*PROBLEM TO WORK ON*:
Retype the complete listing exactly as it appears.

[Items listed in a dataset]
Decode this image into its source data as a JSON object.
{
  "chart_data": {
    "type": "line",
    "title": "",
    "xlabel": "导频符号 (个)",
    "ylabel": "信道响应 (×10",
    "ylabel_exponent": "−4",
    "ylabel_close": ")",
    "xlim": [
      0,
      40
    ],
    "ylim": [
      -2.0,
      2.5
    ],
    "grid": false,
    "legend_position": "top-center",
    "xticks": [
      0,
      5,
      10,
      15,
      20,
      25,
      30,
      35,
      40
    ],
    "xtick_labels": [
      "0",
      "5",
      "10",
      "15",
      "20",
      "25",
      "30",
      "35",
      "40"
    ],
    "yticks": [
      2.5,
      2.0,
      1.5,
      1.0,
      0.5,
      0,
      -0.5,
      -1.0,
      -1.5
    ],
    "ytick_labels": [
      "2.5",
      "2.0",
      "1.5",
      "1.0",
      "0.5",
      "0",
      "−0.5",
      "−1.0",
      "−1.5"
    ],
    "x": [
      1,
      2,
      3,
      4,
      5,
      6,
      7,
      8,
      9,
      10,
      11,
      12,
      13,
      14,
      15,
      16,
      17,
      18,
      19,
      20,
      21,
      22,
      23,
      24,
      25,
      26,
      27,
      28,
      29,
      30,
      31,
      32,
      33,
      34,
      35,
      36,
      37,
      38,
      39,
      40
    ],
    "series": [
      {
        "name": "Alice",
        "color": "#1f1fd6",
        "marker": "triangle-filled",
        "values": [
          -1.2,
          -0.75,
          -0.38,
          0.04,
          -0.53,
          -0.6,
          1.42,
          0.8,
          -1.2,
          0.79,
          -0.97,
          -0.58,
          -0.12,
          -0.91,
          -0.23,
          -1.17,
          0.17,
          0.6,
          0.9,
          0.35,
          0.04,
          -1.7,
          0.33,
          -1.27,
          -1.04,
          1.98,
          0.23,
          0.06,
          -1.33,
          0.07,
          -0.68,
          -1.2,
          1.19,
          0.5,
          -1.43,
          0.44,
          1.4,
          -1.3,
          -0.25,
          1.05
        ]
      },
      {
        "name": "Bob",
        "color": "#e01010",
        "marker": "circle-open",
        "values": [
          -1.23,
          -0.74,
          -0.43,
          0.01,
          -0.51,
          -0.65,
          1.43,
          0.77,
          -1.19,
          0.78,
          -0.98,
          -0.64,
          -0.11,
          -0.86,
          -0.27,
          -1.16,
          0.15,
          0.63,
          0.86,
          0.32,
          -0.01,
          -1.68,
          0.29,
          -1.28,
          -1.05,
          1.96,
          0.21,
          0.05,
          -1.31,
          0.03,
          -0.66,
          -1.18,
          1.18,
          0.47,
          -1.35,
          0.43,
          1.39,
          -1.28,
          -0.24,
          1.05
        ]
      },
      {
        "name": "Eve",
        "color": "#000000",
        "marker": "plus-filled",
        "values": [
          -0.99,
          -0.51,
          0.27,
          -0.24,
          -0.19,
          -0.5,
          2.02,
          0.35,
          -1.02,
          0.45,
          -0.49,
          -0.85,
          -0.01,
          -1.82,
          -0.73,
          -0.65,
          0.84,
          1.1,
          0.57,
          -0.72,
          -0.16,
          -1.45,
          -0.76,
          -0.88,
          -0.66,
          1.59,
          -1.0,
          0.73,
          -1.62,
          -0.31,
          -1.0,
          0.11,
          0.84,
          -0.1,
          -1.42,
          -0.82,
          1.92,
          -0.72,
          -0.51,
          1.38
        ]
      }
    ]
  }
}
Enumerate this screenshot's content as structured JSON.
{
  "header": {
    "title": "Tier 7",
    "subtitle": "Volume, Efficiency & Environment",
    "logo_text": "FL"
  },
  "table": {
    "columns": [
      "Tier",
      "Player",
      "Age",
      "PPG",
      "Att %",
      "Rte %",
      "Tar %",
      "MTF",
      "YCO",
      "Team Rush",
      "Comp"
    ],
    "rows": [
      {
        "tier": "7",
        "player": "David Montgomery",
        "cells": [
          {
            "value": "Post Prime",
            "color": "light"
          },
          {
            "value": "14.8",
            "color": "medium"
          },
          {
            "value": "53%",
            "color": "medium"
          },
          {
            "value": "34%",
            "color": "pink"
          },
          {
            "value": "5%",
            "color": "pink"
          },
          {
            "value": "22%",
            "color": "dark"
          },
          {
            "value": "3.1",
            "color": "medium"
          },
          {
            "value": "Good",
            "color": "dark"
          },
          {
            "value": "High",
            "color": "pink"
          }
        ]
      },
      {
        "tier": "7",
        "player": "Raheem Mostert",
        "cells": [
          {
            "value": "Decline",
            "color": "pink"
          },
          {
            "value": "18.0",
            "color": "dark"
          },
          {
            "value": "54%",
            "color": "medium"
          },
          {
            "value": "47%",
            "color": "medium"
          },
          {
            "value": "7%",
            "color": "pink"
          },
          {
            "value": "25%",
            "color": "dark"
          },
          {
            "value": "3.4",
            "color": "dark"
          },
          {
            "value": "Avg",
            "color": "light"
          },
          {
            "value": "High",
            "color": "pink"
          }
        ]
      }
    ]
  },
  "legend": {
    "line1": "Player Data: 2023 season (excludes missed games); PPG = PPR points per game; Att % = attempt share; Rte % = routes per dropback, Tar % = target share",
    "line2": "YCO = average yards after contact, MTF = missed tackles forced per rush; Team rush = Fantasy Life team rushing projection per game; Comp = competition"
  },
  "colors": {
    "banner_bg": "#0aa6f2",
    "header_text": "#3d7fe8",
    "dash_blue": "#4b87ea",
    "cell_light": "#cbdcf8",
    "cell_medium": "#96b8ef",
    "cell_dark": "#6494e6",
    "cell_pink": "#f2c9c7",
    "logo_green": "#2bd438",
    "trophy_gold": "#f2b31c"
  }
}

*ANSWER*:
Decode this image into its source data as a JSON object.
{
  "chart_data": {
    "type": "line",
    "title": "",
    "xlabel": "导频符号 (个)",
    "ylabel": "信道响应 (×10",
    "ylabel_exponent": "−4",
    "ylabel_close": ")",
    "xlim": [
      0,
      40
    ],
    "ylim": [
      -2.0,
      2.5
    ],
    "grid": false,
    "legend_position": "top-center",
    "xticks": [
      0,
      5,
      10,
      15,
      20,
      25,
      30,
      35,
      40
    ],
    "xtick_labels": [
      "0",
      "5",
      "10",
      "15",
      "20",
      "25",
      "30",
      "35",
      "40"
    ],
    "yticks": [
      2.5,
      2.0,
      1.5,
      1.0,
      0.5,
      0,
      -0.5,
      -1.0,
      -1.5
    ],
    "ytick_labels": [
      "2.5",
      "2.0",
      "1.5",
      "1.0",
      "0.5",
      "0",
      "−0.5",
      "−1.0",
      "−1.5"
    ],
    "x": [
      1,
      2,
      3,
      4,
      5,
      6,
      7,
      8,
      9,
      10,
      11,
      12,
      13,
      14,
      15,
      16,
      17,
      18,
      19,
      20,
      21,
      22,
      23,
      24,
      25,
      26,
      27,
      28,
      29,
      30,
      31,
      32,
      33,
      34,
      35,
      36,
      37,
      38,
      39,
      40
    ],
    "series": [
      {
        "name": "Alice",
        "color": "#1f1fd6",
        "marker": "triangle-filled",
        "values": [
          -1.2,
          -0.75,
          -0.38,
          0.04,
          -0.53,
          -0.6,
          1.42,
          0.8,
          -1.2,
          0.79,
          -0.97,
          -0.58,
          -0.12,
          -0.91,
          -0.23,
          -1.17,
          0.17,
          0.6,
          0.9,
          0.35,
          0.04,
          -1.7,
          0.33,
          -1.27,
          -1.04,
          1.98,
          0.23,
          0.06,
          -1.33,
          0.07,
          -0.68,
          -1.2,
          1.19,
          0.5,
          -1.43,
          0.44,
          1.4,
          -1.3,
          -0.25,
          1.05
        ]
      },
      {
        "name": "Bob",
        "color": "#e01010",
        "marker": "circle-open",
        "values": [
          -1.23,
          -0.74,
          -0.43,
          0.01,
          -0.51,
          -0.65,
          1.43,
          0.77,
          -1.19,
          0.78,
          -0.98,
          -0.64,
          -0.11,
          -0.86,
          -0.27,
          -1.16,
          0.15,
          0.63,
          0.86,
          0.32,
          -0.01,
          -1.68,
          0.29,
          -1.28,
          -1.05,
          1.96,
          0.21,
          0.05,
          -1.31,
          0.03,
          -0.66,
          -1.18,
          1.18,
          0.47,
          -1.35,
          0.43,
          1.39,
          -1.28,
          -0.24,
          1.05
        ]
      },
      {
        "name": "Eve",
        "color": "#000000",
        "marker": "plus-filled",
        "values": [
          -0.99,
          -0.51,
          0.27,
          -0.24,
          -0.19,
          -0.5,
          2.02,
          0.35,
          -1.02,
          0.45,
          -0.49,
          -0.85,
          -0.01,
          -1.82,
          -0.73,
          -0.65,
          0.84,
          1.1,
          0.57,
          -0.72,
          -0.16,
          -1.45,
          -0.76,
          -0.88,
          -0.66,
          1.59,
          -1.0,
          0.73,
          -1.62,
          -0.31,
          -1.0,
          0.11,
          0.84,
          -0.1,
          -1.42,
          -0.82,
          1.92,
          -0.72,
          -0.51,
          1.38
        ]
      }
    ]
  }
}
Enumerate this screenshot's content as structured JSON.
{
  "header": {
    "title": "Tier 7",
    "subtitle": "Volume, Efficiency & Environment",
    "logo_text": "FL"
  },
  "table": {
    "columns": [
      "Tier",
      "Player",
      "Age",
      "PPG",
      "Att %",
      "Rte %",
      "Tar %",
      "MTF",
      "YCO",
      "Team Rush",
      "Comp"
    ],
    "rows": [
      {
        "tier": "7",
        "player": "David Montgomery",
        "cells": [
          {
            "value": "Post Prime",
            "color": "light"
          },
          {
            "value": "14.8",
            "color": "medium"
          },
          {
            "value": "53%",
            "color": "medium"
          },
          {
            "value": "34%",
            "color": "pink"
          },
          {
            "value": "5%",
            "color": "pink"
          },
          {
            "value": "22%",
            "color": "dark"
          },
          {
            "value": "3.1",
            "color": "medium"
          },
          {
            "value": "Good",
            "color": "dark"
          },
          {
            "value": "High",
            "color": "pink"
          }
        ]
      },
      {
        "tier": "7",
        "player": "Raheem Mostert",
        "cells": [
          {
            "value": "Decline",
            "color": "pink"
          },
          {
            "value": "18.0",
            "color": "dark"
          },
          {
            "value": "54%",
            "color": "medium"
          },
          {
            "value": "47%",
            "color": "medium"
          },
          {
            "value": "7%",
            "color": "pink"
          },
          {
            "value": "25%",
            "color": "dark"
          },
          {
            "value": "3.4",
            "color": "dark"
          },
          {
            "value": "Avg",
            "color": "light"
          },
          {
            "value": "High",
            "color": "pink"
          }
        ]
      }
    ]
  },
  "legend": {
    "line1": "Player Data: 2023 season (excludes missed games); PPG = PPR points per game; Att % = attempt share; Rte % = routes per dropback, Tar % = target share",
    "line2": "YCO = average yards after contact, MTF = missed tackles forced per rush; Team rush = Fantasy Life team rushing projection per game; Comp = competition"
  },
  "colors": {
    "banner_bg": "#0aa6f2",
    "header_text": "#3d7fe8",
    "dash_blue": "#4b87ea",
    "cell_light": "#cbdcf8",
    "cell_medium": "#96b8ef",
    "cell_dark": "#6494e6",
    "cell_pink": "#f2c9c7",
    "logo_green": "#2bd438",
    "trophy_gold": "#f2b31c"
  }
}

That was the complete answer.